## Исходный фрагмент
Эта дополнительная функция наиболее очевидна в иллюстрации, которая следует за первоначальным знакомством с шарманщиком (рис. 9). В то время как рассказчик описал внешность музыканта при помощи отдельных деталей, оставляя читателю возможность за счет собственного воображения собрать весь его образ целиком, то Ковригин при помощи силуэта, параллельных линий и штриховки заполняет промежутки между картузом, шарфом и курткой[55]55
Заманчиво отметить двойное значение слова «черта» (как «линия» и «признак») в русском языке, а также однокоренных слов «чертить» («рисовать») и «чертеж» («набросок» или «рисунок»). Таким образом, «черточки» Ковригина и «черты» у Белинского объединяют физиологию и ее иллюстрацию в общем слиянии вербальных и визуальных значений слова «зарисовка».
[Закрыть]. В целом иллюстрация, соединив все точки, оставляет впечатление законченности и полноты. И все же, как бы убедительно ни выглядела иллюстрация как подтверждение описания Григоровича, она отчасти звучит диссонансом в претендующем на абсолютный реализм очерке. Возможно, неверно прочитав, а может быть, проявляя творческую вольность, Ковригин добавляет три круглых пуговицы к куртке, которую сам Григорович оставляет без пуговиц. В некотором смысле художник «передорабатывает» описание шарманщика, заполняя пуговицами петлицы, которые не должны были быть заполнены. Стремление Ковригина заполнить пустоты представляет собой фундаментальный аспект эстетики натуральной школы. Как и в случае с классической enargeia, эти пуговицы делают присутствующим то, что отсутствует, видимым то, что невидимо. Они делают это, пытаясь осуществить плодотворное сотрудничество между родственными искусствами, когда изображение восполняет то, что пропущено словом.
Рис. 9. Е. И. Ковригин. Иллюстрация к очерку «Петербургские шарманщики» Д. В. Григоровича (гравер Е. Е. Вернадский). Из «Физиологии Петербурга» (Санкт-Петербург, издание книгопродавца А. Иванова, 1845, ч. 1, с. 136–137). Воспроизводится по фотографии Библиотеки редких книг и рукописей Бейнеке, Йельский университет, Нью-Хейвен, Коннектикут
Конечно, как только мы замечаем пуговицы в иллюстрации, нам трудно их забыть. Одной из причин этого является то, что они делают очевидными расхождения между текстом и изображением и, в конечном счете, между реализмом и его референтом. В статье об иллюстрациях Джорджа Крукшанка к произведениям Чарльза Диккенса – сами по себе являющиеся важной параллелью и источником для иллюстрированных городских очерков в России – Дж. Хиллис Миллер объясняет это проблематичное взаимодействие между искусствами и его связь с реализмом.

## Исходные данные
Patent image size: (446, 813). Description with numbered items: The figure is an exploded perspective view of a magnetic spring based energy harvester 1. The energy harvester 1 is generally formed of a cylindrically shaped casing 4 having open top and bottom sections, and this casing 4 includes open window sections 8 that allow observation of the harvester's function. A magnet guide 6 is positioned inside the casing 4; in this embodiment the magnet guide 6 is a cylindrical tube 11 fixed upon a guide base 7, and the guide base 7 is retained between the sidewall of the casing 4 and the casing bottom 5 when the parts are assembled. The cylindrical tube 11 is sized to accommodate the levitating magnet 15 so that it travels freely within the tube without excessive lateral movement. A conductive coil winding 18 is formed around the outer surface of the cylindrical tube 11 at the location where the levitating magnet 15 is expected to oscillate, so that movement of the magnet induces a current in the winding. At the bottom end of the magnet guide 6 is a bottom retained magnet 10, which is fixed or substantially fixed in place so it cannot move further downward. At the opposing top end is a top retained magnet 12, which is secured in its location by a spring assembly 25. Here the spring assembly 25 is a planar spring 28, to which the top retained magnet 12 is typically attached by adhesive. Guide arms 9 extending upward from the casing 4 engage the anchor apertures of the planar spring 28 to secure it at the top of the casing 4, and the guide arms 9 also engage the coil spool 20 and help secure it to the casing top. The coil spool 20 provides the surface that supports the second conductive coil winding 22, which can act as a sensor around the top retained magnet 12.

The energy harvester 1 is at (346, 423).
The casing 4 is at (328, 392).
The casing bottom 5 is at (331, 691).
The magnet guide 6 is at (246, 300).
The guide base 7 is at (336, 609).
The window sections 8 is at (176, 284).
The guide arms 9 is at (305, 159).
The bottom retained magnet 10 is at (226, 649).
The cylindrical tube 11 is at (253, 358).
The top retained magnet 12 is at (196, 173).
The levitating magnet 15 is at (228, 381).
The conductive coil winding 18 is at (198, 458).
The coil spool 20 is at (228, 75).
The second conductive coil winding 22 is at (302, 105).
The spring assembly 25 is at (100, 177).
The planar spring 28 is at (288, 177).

--

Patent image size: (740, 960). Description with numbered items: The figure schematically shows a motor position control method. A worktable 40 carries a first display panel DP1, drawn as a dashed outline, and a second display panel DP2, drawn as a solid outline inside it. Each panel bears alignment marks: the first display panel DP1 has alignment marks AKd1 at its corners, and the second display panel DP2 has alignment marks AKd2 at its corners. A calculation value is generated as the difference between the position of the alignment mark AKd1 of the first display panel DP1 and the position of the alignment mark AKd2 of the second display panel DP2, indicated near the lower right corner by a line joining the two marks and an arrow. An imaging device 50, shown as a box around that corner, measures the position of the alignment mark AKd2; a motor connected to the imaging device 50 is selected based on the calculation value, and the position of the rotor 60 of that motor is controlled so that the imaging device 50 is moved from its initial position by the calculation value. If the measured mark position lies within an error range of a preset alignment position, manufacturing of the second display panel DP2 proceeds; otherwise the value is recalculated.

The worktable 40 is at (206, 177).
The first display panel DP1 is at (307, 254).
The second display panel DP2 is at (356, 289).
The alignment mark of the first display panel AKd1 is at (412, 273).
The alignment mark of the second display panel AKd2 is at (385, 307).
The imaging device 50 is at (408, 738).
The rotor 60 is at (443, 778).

## Описание задания
Допишите продолжение фрагмента об иллюстрации Ковригина к очерку Григоровича «Петербургские шарманщики», начав сразу после его последнего предложения.

## Ответ к заданию
Отношения между текстом и иллюстрацией явно взаимные.
Одно связано с другим. Одно иллюстрирует другое, в непрерывном движении туда и обратно, которое воплощается в опыте читателя, когда его глаза перемещаются от слов к картинке и обратно, сопоставляя одно с другим для взаимного установления смысла. Иллюстрации в художественном произведении вытесняют отношения знак-референт, предполагаемые при миметическом чтении, и заменяют их сложным и проблематичным отношением между двумя радикально разными видами знака – лингвистическим и графическим. Иллюстрации устанавливают связь между элементами в произведении, которая замыкает кажущуюся отсылку литературного текста к некоему реальному внешнему миру [Miller 1971: 129–130].
Миллер находит в этих отношениях «взаимно поддерживающее, взаимно разрушающее непостоянное колебание» между принятием миметической иллюзии и пониманием того, что и текст, и изображение являются выдумкой, равно удаленной от источника, который они стремятся представить [Там же: 153]. Для Миллера это колебание тем или иным образом присуще реализму, даже когда он стремится к непосредственному миметическому эффекту.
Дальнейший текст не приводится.